* start Dataset *

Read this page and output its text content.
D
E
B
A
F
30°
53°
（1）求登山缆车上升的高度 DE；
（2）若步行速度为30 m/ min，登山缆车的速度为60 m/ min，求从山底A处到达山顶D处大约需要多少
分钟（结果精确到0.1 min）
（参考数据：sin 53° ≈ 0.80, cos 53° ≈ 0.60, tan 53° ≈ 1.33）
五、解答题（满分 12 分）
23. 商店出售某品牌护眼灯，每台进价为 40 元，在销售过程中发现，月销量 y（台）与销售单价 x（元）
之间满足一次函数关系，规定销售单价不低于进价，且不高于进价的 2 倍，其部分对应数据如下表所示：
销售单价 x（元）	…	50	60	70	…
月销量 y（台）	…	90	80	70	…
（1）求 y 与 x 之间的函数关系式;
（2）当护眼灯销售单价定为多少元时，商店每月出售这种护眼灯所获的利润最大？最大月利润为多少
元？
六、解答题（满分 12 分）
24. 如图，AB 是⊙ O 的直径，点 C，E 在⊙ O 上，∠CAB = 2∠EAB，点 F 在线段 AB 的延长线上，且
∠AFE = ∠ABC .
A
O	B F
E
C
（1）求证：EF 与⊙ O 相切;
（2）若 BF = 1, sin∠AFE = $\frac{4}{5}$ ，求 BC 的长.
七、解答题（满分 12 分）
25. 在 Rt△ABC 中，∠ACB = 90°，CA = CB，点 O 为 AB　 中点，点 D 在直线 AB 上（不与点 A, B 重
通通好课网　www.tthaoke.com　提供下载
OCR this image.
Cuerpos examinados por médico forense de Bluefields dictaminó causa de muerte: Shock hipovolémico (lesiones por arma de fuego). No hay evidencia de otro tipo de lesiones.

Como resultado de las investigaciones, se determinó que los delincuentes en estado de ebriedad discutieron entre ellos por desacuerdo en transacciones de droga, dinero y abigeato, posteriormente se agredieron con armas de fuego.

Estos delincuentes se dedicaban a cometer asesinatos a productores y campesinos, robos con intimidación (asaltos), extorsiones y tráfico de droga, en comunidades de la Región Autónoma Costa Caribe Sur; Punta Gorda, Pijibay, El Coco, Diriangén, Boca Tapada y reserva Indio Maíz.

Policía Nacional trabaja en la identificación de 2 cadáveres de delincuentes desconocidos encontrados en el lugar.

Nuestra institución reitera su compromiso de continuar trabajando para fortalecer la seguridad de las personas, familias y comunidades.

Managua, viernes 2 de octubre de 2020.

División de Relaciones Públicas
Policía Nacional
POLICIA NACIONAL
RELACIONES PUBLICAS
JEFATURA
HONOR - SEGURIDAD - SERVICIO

* end Dataset *

§ **Exercise requirements**: Output the entries verbatim.

§ **Final answer**:
Read this page and output its text content.
D
E
B
A
F
30°
53°
（1）求登山缆车上升的高度 DE；
（2）若步行速度为30 m/ min，登山缆车的速度为60 m/ min，求从山底A处到达山顶D处大约需要多少
分钟（结果精确到0.1 min）
（参考数据：sin 53° ≈ 0.80, cos 53° ≈ 0.60, tan 53° ≈ 1.33）
五、解答题（满分 12 分）
23. 商店出售某品牌护眼灯，每台进价为 40 元，在销售过程中发现，月销量 y（台）与销售单价 x（元）
之间满足一次函数关系，规定销售单价不低于进价，且不高于进价的 2 倍，其部分对应数据如下表所示：
销售单价 x（元）	…	50	60	70	…
月销量 y（台）	…	90	80	70	…
（1）求 y 与 x 之间的函数关系式;
（2）当护眼灯销售单价定为多少元时，商店每月出售这种护眼灯所获的利润最大？最大月利润为多少
元？
六、解答题（满分 12 分）
24. 如图，AB 是⊙ O 的直径，点 C，E 在⊙ O 上，∠CAB = 2∠EAB，点 F 在线段 AB 的延长线上，且
∠AFE = ∠ABC .
A
O	B F
E
C
（1）求证：EF 与⊙ O 相切;
（2）若 BF = 1, sin∠AFE = $\frac{4}{5}$ ，求 BC 的长.
七、解答题（满分 12 分）
25. 在 Rt△ABC 中，∠ACB = 90°，CA = CB，点 O 为 AB　 中点，点 D 在直线 AB 上（不与点 A, B 重
通通好课网　www.tthaoke.com　提供下载
OCR this image.
Cuerpos examinados por médico forense de Bluefields dictaminó causa de muerte: Shock hipovolémico (lesiones por arma de fuego). No hay evidencia de otro tipo de lesiones.

Como resultado de las investigaciones, se determinó que los delincuentes en estado de ebriedad discutieron entre ellos por desacuerdo en transacciones de droga, dinero y abigeato, posteriormente se agredieron con armas de fuego.

Estos delincuentes se dedicaban a cometer asesinatos a productores y campesinos, robos con intimidación (asaltos), extorsiones y tráfico de droga, en comunidades de la Región Autónoma Costa Caribe Sur; Punta Gorda, Pijibay, El Coco, Diriangén, Boca Tapada y reserva Indio Maíz.

Policía Nacional trabaja en la identificación de 2 cadáveres de delincuentes desconocidos encontrados en el lugar.

Nuestra institución reitera su compromiso de continuar trabajando para fortalecer la seguridad de las personas, familias y comunidades.

Managua, viernes 2 de octubre de 2020.

División de Relaciones Públicas
Policía Nacional
POLICIA NACIONAL
RELACIONES PUBLICAS
JEFATURA
HONOR - SEGURIDAD - SERVICIO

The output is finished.